------ Raw data ------

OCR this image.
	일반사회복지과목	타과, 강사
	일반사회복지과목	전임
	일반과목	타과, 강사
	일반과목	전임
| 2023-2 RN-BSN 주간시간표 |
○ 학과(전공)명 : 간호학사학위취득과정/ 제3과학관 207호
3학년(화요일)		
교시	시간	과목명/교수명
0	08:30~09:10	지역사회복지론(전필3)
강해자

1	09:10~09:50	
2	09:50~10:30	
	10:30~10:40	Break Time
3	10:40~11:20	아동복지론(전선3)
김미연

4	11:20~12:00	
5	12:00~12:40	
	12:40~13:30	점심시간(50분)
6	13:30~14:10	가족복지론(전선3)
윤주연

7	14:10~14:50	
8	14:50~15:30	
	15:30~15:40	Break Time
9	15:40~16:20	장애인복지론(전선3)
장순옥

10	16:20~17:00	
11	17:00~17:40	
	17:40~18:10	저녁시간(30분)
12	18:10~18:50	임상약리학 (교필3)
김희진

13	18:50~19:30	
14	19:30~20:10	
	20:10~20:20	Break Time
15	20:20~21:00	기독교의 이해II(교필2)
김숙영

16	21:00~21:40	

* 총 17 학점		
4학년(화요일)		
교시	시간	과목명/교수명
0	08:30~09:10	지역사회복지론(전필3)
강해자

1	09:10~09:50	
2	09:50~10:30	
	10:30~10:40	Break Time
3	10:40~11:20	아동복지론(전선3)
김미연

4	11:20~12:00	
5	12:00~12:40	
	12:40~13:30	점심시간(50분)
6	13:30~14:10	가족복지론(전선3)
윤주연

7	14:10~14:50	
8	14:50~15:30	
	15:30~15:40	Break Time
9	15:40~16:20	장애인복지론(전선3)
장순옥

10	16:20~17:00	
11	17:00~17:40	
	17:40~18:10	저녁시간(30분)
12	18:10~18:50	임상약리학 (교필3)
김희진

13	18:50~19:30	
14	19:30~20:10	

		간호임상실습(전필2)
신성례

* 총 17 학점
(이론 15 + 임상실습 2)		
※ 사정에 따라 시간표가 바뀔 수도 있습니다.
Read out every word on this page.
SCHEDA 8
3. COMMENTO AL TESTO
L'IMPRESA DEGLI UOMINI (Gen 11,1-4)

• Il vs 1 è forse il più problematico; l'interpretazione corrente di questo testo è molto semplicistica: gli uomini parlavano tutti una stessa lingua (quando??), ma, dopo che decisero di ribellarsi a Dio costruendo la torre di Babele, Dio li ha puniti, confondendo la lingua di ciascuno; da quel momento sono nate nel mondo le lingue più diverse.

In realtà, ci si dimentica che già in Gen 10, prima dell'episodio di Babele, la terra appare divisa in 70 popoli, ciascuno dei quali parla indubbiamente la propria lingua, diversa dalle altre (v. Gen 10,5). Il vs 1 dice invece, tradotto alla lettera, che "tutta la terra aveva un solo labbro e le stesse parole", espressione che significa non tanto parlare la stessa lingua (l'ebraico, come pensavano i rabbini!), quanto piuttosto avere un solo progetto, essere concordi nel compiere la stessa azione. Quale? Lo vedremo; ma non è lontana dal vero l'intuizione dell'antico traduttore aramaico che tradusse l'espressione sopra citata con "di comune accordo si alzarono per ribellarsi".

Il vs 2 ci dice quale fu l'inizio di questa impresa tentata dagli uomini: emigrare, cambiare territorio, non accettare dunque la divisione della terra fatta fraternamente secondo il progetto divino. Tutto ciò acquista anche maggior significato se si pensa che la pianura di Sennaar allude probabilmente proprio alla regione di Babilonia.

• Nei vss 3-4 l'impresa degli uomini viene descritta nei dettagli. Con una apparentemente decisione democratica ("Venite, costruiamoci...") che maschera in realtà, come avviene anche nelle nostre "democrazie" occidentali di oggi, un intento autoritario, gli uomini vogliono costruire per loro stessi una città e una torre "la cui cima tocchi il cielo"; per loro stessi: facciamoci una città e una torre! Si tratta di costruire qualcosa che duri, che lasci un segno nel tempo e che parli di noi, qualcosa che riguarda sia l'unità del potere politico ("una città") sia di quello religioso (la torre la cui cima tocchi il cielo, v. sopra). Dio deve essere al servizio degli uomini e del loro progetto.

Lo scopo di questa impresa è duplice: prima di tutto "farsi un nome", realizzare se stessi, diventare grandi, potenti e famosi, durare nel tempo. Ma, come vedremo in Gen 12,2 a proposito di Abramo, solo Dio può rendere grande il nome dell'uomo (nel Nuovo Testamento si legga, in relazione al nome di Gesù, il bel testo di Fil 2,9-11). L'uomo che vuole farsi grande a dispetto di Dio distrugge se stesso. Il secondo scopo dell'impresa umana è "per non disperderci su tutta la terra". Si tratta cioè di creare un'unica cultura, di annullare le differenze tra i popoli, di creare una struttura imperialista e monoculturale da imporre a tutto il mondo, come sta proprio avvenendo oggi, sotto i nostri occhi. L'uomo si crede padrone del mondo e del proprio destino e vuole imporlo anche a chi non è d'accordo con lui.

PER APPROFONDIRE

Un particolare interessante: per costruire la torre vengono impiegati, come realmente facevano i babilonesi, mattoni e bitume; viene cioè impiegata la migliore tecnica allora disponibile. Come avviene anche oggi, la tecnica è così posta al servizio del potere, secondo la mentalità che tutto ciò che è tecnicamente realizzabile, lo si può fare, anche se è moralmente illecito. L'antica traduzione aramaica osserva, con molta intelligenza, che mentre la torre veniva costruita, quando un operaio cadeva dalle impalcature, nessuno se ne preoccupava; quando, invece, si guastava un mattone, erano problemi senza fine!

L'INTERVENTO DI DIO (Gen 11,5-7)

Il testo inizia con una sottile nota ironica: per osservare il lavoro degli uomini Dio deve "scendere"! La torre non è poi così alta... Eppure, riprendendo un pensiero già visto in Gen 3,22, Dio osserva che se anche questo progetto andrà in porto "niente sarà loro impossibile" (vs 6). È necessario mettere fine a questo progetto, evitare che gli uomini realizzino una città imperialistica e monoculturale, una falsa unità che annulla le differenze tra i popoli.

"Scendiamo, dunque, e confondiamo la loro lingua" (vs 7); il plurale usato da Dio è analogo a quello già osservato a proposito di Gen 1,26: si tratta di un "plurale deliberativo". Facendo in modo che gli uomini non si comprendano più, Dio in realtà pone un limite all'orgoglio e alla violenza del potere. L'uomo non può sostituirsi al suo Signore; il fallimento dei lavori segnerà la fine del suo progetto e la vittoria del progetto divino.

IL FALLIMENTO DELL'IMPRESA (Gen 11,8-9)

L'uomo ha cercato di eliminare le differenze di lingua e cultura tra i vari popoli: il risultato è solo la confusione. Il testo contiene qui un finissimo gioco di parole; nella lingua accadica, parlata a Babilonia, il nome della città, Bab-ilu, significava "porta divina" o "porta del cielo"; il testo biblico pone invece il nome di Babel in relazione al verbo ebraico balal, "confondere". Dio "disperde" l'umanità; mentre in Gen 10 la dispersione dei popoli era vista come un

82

------

◆ Direction
Check every line in the material above for the string "this", then give only the number of lines that have it.

◆ Correct answer
2